From the listing below, pull out the lines that hold "JSON".

((

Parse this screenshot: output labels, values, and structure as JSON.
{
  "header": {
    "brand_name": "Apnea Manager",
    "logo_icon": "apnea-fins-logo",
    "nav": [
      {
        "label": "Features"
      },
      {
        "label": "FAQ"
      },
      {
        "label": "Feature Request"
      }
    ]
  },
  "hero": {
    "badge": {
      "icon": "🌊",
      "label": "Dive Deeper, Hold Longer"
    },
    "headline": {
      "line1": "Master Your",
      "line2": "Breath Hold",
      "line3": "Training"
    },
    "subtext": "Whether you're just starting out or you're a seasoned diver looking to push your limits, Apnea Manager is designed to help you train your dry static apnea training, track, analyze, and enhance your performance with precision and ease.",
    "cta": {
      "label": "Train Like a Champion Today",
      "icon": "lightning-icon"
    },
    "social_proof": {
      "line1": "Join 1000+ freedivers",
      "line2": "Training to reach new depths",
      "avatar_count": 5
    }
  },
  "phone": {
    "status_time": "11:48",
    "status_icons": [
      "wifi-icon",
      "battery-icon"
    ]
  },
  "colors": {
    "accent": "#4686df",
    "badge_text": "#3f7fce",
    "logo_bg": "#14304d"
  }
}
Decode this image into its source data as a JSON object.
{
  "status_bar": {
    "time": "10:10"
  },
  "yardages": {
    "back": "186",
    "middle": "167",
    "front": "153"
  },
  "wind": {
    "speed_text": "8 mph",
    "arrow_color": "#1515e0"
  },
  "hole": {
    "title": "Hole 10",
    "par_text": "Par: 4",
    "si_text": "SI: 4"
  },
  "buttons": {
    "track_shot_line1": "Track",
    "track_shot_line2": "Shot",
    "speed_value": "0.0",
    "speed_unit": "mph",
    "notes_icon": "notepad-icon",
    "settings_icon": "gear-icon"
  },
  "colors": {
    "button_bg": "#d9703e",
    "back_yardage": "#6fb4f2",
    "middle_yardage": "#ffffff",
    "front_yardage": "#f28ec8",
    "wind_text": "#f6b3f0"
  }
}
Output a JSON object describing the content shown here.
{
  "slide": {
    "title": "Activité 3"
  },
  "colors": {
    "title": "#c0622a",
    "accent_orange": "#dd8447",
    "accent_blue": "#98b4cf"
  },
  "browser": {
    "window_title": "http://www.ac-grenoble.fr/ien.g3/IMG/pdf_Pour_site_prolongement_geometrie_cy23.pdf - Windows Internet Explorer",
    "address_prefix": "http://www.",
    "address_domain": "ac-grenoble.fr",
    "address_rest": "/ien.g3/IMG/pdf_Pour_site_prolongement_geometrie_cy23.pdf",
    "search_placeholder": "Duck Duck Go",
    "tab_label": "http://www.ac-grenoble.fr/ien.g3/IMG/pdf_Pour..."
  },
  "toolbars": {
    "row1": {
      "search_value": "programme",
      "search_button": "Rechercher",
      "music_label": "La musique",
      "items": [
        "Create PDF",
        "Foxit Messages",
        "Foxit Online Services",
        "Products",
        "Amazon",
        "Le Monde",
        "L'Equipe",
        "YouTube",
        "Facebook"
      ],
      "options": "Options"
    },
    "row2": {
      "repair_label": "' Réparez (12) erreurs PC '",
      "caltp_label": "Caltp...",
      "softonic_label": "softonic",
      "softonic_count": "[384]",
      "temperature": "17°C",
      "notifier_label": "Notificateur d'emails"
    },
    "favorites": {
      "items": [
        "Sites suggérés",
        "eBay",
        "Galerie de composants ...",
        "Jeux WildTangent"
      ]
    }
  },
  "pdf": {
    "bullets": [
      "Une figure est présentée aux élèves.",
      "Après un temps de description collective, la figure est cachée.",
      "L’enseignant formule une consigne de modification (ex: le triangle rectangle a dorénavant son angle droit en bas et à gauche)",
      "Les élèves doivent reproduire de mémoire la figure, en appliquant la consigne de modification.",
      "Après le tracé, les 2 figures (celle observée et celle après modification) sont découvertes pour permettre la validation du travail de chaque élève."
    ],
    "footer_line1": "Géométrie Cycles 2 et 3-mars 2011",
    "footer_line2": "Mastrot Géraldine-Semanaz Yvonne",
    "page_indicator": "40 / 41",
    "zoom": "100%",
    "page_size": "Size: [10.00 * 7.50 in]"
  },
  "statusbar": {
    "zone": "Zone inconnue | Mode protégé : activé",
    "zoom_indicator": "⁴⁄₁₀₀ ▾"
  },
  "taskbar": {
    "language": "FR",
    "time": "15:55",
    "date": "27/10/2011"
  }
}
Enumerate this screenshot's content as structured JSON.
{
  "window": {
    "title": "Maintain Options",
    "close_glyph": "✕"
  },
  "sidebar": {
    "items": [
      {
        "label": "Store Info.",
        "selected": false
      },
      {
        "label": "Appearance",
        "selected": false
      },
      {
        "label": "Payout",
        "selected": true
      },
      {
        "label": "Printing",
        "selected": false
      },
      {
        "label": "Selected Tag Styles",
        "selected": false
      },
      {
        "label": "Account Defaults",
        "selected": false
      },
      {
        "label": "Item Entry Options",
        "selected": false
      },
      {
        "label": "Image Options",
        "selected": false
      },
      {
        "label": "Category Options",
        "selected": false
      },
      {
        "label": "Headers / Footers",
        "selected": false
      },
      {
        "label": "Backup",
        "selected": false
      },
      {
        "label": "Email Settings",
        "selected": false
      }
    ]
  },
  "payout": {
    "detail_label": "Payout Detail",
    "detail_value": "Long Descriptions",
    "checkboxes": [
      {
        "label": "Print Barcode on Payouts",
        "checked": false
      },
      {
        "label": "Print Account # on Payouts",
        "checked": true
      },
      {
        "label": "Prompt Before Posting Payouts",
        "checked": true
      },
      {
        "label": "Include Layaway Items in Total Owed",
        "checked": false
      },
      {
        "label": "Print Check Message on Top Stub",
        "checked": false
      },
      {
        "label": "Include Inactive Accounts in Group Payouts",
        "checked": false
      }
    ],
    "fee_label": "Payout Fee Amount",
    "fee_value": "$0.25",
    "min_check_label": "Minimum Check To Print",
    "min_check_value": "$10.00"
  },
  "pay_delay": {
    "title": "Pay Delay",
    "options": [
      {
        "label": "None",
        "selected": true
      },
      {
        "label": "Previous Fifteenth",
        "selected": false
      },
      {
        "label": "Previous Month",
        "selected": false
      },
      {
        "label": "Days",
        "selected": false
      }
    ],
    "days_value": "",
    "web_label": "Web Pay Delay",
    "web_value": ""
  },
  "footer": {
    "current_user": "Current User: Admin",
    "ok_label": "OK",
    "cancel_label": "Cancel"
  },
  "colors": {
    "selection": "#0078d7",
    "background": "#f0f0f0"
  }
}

))

▶ Response to this task
Parse this screenshot: output labels, values, and structure as JSON.
Decode this image into its source data as a JSON object.
Output a JSON object describing the content shown here.
Enumerate this screenshot's content as structured JSON.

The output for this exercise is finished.